#### DATA SHOWN:

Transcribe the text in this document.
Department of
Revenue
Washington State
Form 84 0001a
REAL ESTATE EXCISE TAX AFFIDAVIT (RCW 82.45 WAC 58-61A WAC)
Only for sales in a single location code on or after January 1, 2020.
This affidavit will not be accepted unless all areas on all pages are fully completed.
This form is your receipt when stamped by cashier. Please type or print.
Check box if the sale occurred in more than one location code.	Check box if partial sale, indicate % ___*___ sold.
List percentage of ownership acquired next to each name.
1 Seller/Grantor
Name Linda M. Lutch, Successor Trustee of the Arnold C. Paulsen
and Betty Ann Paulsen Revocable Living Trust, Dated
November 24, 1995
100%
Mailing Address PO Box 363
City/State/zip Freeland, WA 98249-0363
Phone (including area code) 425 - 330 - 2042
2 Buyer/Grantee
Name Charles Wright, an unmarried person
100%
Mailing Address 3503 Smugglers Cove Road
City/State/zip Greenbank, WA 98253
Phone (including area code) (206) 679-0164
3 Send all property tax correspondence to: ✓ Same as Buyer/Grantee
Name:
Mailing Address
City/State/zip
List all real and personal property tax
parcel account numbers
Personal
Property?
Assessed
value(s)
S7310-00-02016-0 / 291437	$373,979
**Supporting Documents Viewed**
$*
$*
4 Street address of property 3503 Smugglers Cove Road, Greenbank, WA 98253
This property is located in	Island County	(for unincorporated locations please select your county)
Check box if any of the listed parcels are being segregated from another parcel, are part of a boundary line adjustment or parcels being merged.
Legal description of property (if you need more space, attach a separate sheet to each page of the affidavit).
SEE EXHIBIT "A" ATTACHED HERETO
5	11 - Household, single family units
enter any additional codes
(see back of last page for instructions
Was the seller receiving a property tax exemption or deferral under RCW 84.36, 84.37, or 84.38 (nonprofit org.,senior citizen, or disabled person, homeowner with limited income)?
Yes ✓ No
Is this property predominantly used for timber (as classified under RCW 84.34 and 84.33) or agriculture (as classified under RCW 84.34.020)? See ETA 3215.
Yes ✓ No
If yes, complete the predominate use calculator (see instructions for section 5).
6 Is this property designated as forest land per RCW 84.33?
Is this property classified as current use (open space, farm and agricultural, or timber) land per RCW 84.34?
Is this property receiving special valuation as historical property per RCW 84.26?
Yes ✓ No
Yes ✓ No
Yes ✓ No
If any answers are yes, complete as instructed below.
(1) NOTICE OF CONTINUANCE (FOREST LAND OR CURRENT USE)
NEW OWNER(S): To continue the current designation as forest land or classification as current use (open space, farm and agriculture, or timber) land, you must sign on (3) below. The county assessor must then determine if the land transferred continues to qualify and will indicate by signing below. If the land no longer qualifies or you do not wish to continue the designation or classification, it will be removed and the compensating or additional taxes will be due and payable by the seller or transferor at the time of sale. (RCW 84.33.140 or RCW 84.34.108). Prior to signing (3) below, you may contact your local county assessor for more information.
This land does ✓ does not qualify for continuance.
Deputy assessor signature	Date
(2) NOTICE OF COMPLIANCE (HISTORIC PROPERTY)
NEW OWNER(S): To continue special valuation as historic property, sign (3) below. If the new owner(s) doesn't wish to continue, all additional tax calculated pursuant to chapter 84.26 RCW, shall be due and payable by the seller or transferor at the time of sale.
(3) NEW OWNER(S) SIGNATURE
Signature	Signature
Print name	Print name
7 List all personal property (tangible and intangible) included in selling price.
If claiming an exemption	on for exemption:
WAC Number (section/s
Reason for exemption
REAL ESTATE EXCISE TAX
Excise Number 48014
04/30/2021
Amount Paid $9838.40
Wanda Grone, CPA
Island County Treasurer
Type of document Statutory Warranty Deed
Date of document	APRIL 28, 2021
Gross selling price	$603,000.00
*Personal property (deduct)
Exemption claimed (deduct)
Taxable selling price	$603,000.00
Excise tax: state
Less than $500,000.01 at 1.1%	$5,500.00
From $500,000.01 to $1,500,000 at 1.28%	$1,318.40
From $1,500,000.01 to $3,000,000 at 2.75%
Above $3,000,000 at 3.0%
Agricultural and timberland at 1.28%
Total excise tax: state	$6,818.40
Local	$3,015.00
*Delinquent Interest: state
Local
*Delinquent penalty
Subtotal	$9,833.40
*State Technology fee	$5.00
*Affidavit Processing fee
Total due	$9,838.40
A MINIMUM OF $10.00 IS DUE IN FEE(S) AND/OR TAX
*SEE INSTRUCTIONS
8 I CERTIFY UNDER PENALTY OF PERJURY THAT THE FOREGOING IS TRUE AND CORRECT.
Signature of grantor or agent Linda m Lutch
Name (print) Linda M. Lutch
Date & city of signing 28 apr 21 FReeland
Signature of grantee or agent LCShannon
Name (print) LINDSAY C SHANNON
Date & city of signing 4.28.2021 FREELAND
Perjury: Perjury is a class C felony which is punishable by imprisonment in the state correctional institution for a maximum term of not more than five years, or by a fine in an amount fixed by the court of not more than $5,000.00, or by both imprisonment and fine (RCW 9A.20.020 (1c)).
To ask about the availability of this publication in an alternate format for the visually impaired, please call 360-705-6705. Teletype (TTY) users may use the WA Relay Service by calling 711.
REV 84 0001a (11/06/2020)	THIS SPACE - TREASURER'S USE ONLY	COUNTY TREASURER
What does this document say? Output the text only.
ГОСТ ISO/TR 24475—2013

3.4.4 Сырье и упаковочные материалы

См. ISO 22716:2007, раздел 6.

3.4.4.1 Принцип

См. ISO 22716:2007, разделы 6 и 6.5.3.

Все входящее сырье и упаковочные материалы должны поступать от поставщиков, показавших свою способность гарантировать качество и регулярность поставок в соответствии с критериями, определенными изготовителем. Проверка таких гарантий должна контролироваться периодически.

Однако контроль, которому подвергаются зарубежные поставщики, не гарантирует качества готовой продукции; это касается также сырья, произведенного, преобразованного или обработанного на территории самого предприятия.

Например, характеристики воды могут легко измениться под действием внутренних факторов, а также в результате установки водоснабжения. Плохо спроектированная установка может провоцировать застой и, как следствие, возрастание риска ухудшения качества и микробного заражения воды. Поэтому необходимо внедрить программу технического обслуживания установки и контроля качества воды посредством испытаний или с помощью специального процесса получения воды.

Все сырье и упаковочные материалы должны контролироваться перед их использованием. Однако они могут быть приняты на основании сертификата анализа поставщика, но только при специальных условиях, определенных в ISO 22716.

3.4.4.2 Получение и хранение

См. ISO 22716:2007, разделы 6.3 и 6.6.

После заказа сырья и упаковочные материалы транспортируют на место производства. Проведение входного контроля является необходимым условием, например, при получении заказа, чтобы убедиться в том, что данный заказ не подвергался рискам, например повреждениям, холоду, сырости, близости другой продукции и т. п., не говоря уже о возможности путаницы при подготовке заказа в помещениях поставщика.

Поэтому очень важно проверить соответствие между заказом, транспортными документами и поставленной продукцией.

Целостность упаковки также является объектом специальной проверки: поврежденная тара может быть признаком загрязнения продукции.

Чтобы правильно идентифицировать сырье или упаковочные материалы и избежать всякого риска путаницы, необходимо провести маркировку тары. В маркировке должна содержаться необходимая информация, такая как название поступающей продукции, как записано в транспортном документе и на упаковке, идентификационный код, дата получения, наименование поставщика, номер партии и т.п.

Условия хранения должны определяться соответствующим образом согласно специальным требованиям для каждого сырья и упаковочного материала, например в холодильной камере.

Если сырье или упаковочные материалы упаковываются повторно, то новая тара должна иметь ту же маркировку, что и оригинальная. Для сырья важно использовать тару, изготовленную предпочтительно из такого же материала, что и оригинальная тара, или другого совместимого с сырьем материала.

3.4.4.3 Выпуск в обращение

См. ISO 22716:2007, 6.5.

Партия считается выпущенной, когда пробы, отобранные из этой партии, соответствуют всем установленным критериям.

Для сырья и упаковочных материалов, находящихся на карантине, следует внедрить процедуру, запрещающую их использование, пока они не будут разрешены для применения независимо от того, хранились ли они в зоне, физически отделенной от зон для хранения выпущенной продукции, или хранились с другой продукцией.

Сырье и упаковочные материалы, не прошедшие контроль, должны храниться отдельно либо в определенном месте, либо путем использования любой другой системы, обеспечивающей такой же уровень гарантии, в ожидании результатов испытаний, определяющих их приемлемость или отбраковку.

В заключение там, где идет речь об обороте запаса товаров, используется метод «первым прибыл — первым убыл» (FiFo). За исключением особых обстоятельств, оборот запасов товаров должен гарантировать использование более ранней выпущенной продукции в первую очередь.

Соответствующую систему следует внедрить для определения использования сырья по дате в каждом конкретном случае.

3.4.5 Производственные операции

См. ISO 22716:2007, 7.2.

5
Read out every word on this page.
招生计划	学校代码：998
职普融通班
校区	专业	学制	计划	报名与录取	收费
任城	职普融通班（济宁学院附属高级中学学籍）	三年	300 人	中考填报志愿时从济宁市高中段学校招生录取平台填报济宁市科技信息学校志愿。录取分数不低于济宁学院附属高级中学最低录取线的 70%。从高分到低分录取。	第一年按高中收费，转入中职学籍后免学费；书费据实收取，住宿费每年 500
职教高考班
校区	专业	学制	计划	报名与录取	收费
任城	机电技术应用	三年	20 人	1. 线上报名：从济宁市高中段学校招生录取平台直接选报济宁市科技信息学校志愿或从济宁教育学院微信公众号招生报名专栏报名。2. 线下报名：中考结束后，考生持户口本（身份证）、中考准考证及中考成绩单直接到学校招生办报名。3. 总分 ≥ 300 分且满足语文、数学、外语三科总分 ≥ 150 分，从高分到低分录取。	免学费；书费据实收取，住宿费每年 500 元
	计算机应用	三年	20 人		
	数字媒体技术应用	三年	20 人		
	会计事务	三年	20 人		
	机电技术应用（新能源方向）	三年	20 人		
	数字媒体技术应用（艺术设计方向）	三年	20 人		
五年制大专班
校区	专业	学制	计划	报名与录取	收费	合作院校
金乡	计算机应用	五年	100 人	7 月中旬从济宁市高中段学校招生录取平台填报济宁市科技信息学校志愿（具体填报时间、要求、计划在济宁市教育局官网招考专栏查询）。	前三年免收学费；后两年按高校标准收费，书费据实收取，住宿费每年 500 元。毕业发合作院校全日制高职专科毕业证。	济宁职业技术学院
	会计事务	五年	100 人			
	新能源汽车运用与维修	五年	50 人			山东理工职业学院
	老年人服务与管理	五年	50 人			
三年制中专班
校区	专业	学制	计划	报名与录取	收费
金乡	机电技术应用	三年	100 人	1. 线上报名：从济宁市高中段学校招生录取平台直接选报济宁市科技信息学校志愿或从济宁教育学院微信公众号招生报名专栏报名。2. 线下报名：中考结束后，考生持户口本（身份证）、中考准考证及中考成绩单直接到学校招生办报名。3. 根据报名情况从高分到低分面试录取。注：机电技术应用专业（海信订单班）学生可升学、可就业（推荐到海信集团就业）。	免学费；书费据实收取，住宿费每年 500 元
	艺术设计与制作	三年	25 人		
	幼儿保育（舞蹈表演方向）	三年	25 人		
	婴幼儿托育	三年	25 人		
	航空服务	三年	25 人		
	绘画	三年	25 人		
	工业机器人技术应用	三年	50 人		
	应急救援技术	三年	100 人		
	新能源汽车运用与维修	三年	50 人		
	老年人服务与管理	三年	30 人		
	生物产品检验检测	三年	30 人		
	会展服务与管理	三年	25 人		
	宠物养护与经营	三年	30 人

#### SHORT PROBLEM:
In the records above, find each line holding "Buyer" and copy it.

#### REPLY:
2 Buyer/Grantee
3 Send all property tax correspondence to: ✓ Same as Buyer/Grantee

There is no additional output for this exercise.